> **WHAT YOU NEED TO DO**
The records below must be copied in full; omit the images.

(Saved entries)
- - - - - - -

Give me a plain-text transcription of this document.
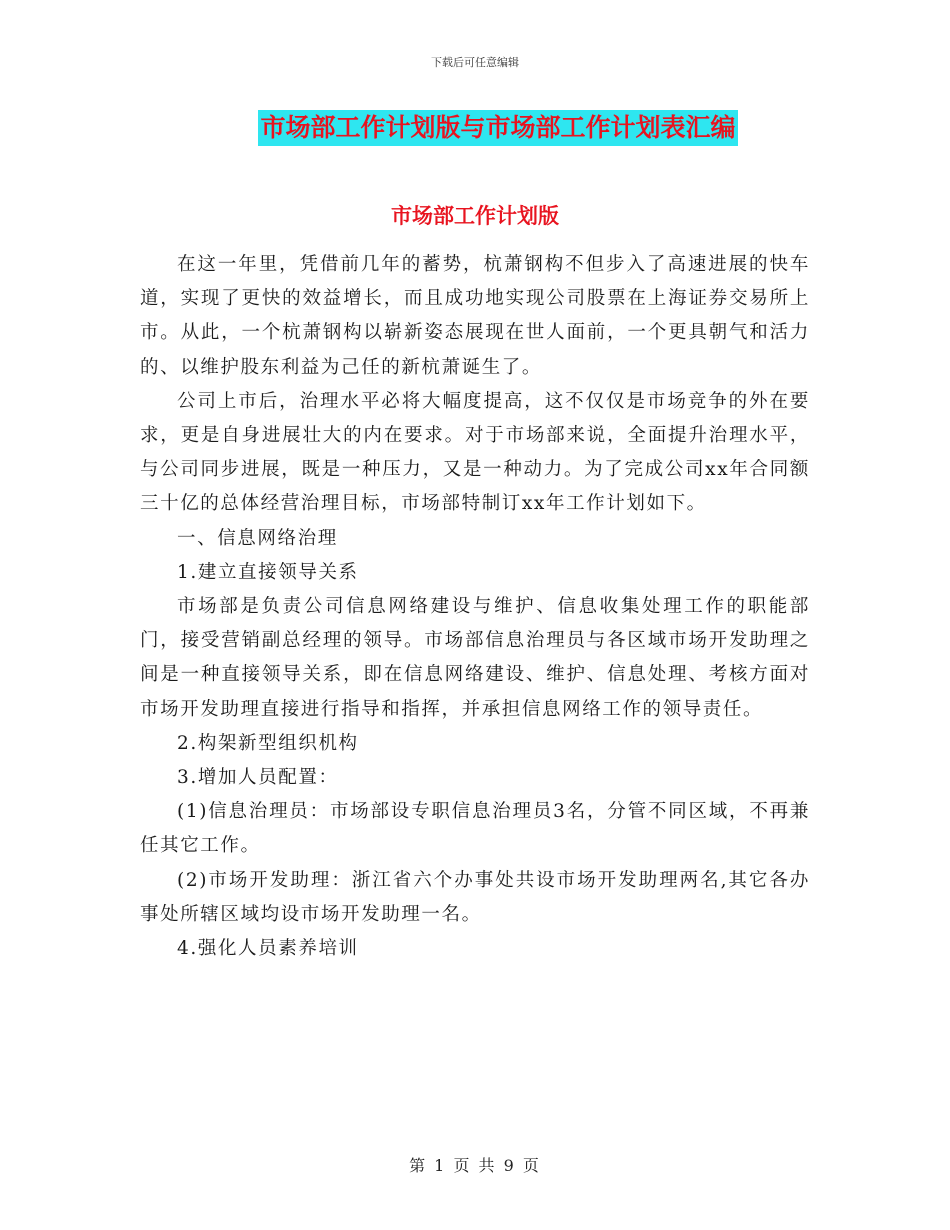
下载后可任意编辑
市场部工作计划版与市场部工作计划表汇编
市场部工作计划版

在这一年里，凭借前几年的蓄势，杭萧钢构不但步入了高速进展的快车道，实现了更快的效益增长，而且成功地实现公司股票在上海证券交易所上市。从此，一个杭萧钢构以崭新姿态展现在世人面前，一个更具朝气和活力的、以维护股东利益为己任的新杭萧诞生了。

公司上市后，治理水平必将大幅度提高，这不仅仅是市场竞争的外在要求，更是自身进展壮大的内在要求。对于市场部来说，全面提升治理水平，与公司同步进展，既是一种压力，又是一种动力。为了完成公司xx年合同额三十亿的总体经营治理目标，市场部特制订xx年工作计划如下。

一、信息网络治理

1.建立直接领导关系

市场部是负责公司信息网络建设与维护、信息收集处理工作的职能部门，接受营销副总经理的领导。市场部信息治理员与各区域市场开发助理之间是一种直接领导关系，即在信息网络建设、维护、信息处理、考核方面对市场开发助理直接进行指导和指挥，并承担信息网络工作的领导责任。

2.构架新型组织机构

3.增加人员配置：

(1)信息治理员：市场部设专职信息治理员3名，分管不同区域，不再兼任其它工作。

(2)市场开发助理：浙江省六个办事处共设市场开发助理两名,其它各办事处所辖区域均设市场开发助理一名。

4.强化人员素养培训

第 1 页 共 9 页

- - - - - - -

> **TASK OUTPUT**
Give me a plain-text transcription of this document.
下载后可任意编辑
市场部工作计划版与市场部工作计划表汇编
市场部工作计划版

在这一年里，凭借前几年的蓄势，杭萧钢构不但步入了高速进展的快车道，实现了更快的效益增长，而且成功地实现公司股票在上海证券交易所上市。从此，一个杭萧钢构以崭新姿态展现在世人面前，一个更具朝气和活力的、以维护股东利益为己任的新杭萧诞生了。

公司上市后，治理水平必将大幅度提高，这不仅仅是市场竞争的外在要求，更是自身进展壮大的内在要求。对于市场部来说，全面提升治理水平，与公司同步进展，既是一种压力，又是一种动力。为了完成公司xx年合同额三十亿的总体经营治理目标，市场部特制订xx年工作计划如下。

一、信息网络治理

1.建立直接领导关系

市场部是负责公司信息网络建设与维护、信息收集处理工作的职能部门，接受营销副总经理的领导。市场部信息治理员与各区域市场开发助理之间是一种直接领导关系，即在信息网络建设、维护、信息处理、考核方面对市场开发助理直接进行指导和指挥，并承担信息网络工作的领导责任。

2.构架新型组织机构

3.增加人员配置：

(1)信息治理员：市场部设专职信息治理员3名，分管不同区域，不再兼任其它工作。

(2)市场开发助理：浙江省六个办事处共设市场开发助理两名,其它各办事处所辖区域均设市场开发助理一名。

4.强化人员素养培训

第 1 页 共 9 页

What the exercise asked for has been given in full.